Exercise task >> Pull out every line containing the string "Saviour".

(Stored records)
+++

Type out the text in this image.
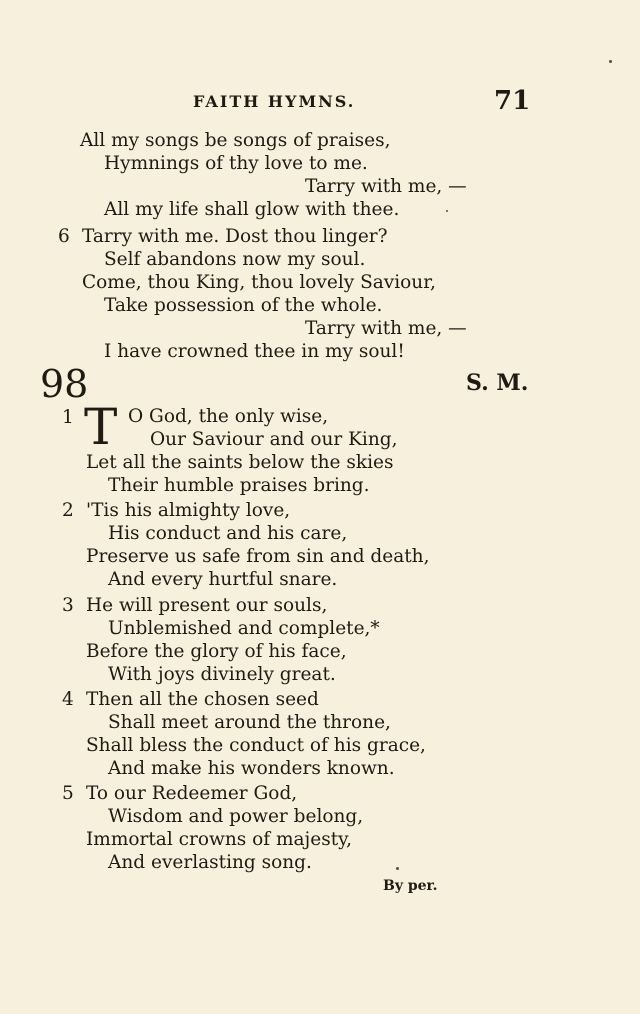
FAITH HYMNS.	71
All my songs be songs of praises,
Hymnings of thy love to me.
Tarry with me, —
All my life shall glow with thee.
6 Tarry with me. Dost thou linger?
Self abandons now my soul.
Come, thou King, thou lovely Saviour,
Take possession of the whole.
Tarry with me, —
I have crowned thee in my soul!
98	S. M.
1 T O God, the only wise,
Our Saviour and our King,
Let all the saints below the skies
Their humble praises bring.
2 'Tis his almighty love,
His conduct and his care,
Preserve us safe from sin and death,
And every hurtful snare.
3 He will present our souls,
Unblemished and complete,*
Before the glory of his face,
With joys divinely great.
4 Then all the chosen seed
Shall meet around the throne,
Shall bless the conduct of his grace,
And make his wonders known.
5 To our Redeemer God,
Wisdom and power belong,
Immortal crowns of majesty,
And everlasting song.
By per.
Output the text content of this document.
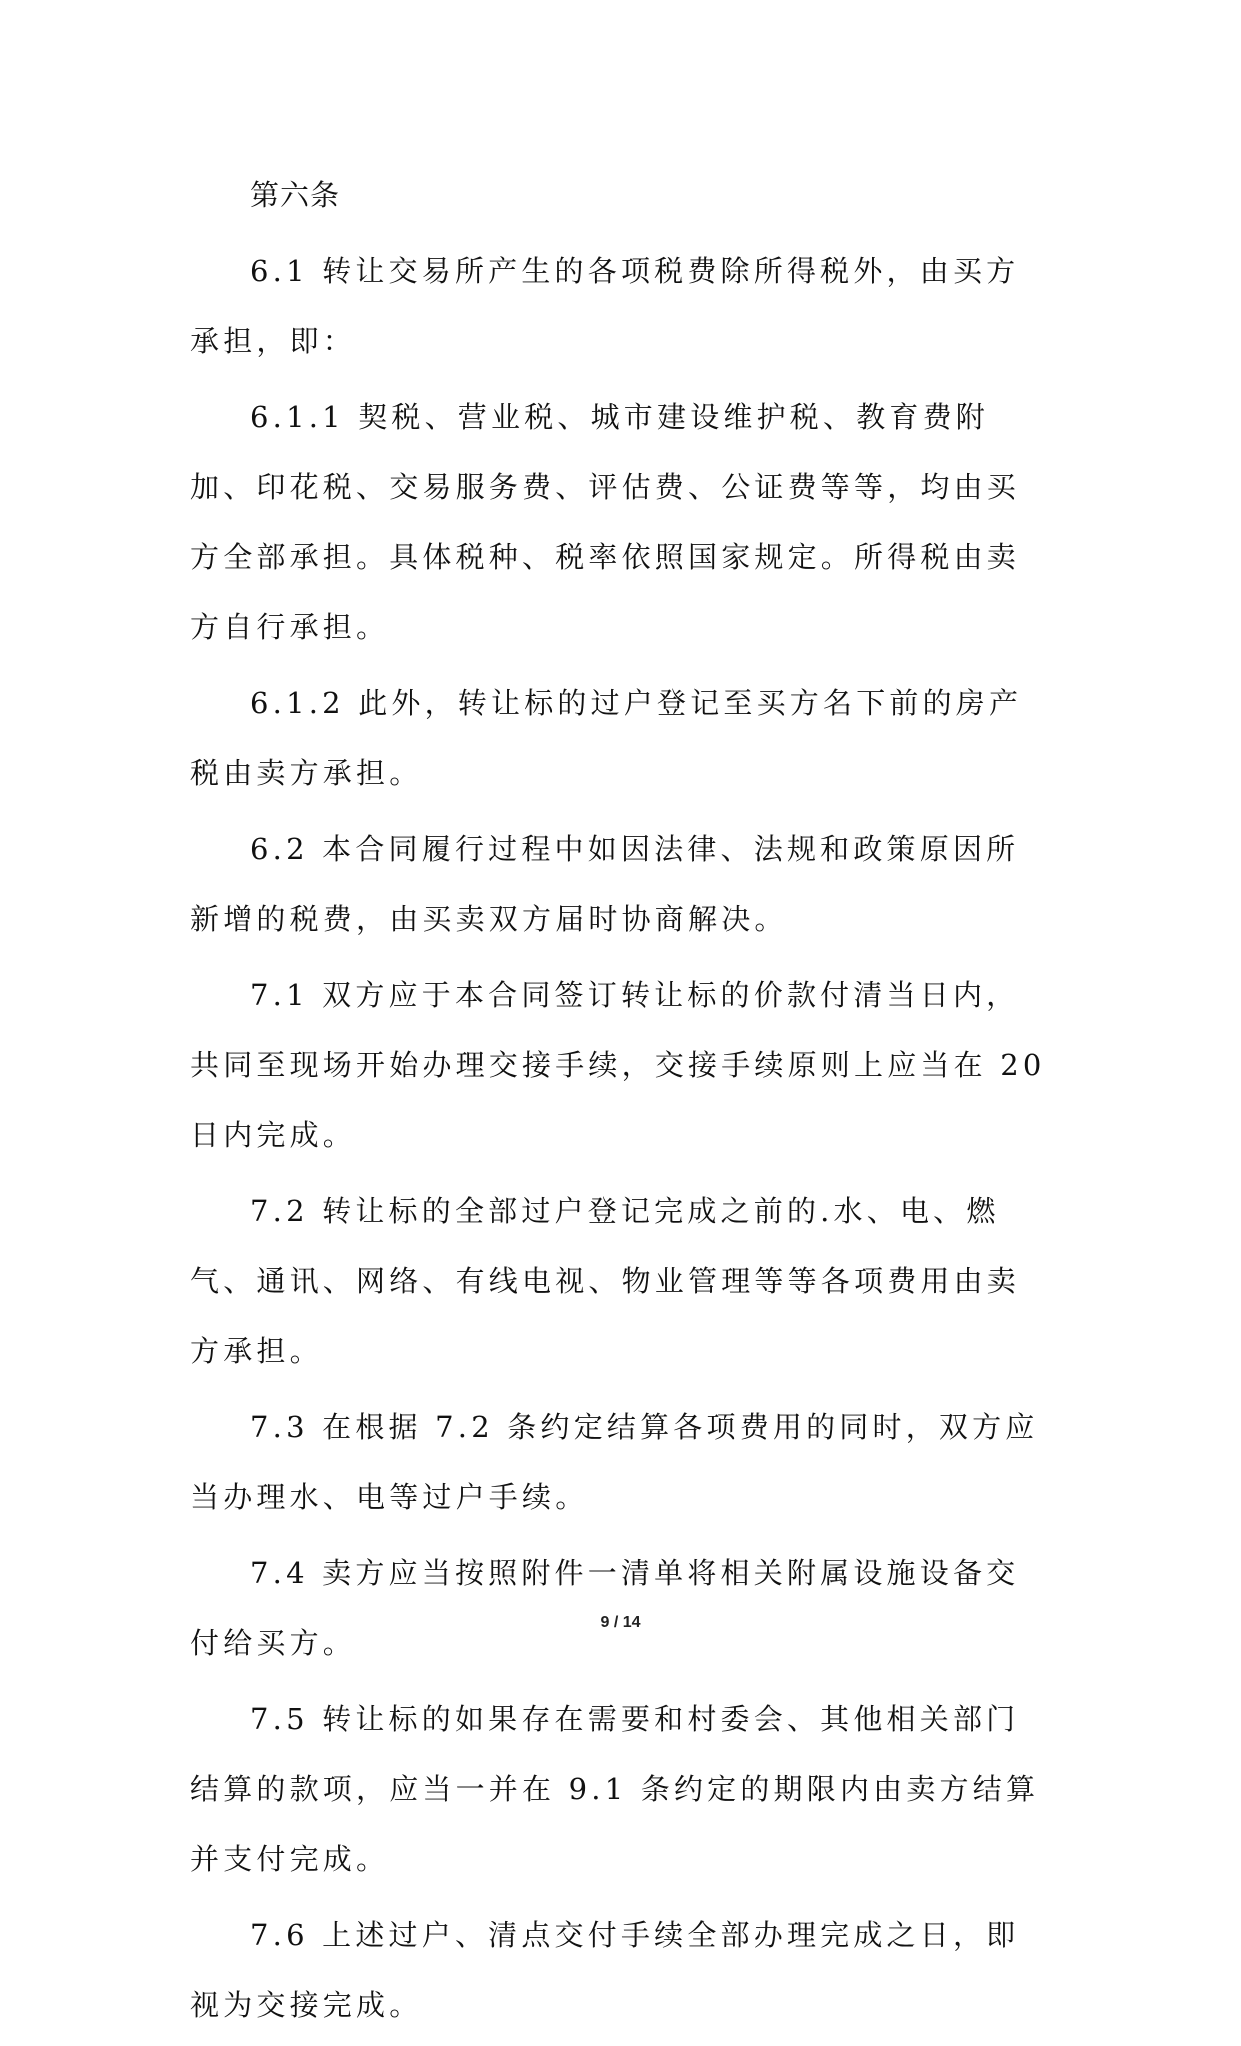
第六条

6.1 转让交易所产生的各项税费除所得税外，由买方承担，即：

6.1.1 契税、营业税、城市建设维护税、教育费附加、印花税、交易服务费、评估费、公证费等等，均由买方全部承担。具体税种、税率依照国家规定。所得税由卖方自行承担。

6.1.2 此外，转让标的过户登记至买方名下前的房产税由卖方承担。

6.2 本合同履行过程中如因法律、法规和政策原因所新增的税费，由买卖双方届时协商解决。

7.1 双方应于本合同签订转让标的价款付清当日内，共同至现场开始办理交接手续，交接手续原则上应当在 20 日内完成。

7.2 转让标的全部过户登记完成之前的.水、电、燃气、通讯、网络、有线电视、物业管理等等各项费用由卖方承担。

7.3 在根据 7.2 条约定结算各项费用的同时，双方应当办理水、电等过户手续。

7.4 卖方应当按照附件一清单将相关附属设施设备交付给买方。

7.5 转让标的如果存在需要和村委会、其他相关部门结算的款项，应当一并在 9.1 条约定的期限内由卖方结算并支付完成。

7.6 上述过户、清点交付手续全部办理完成之日，即视为交接完成。

9 / 14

+++

Problem solution >>
Come, thou King, thou lovely Saviour,
Our Saviour and our King,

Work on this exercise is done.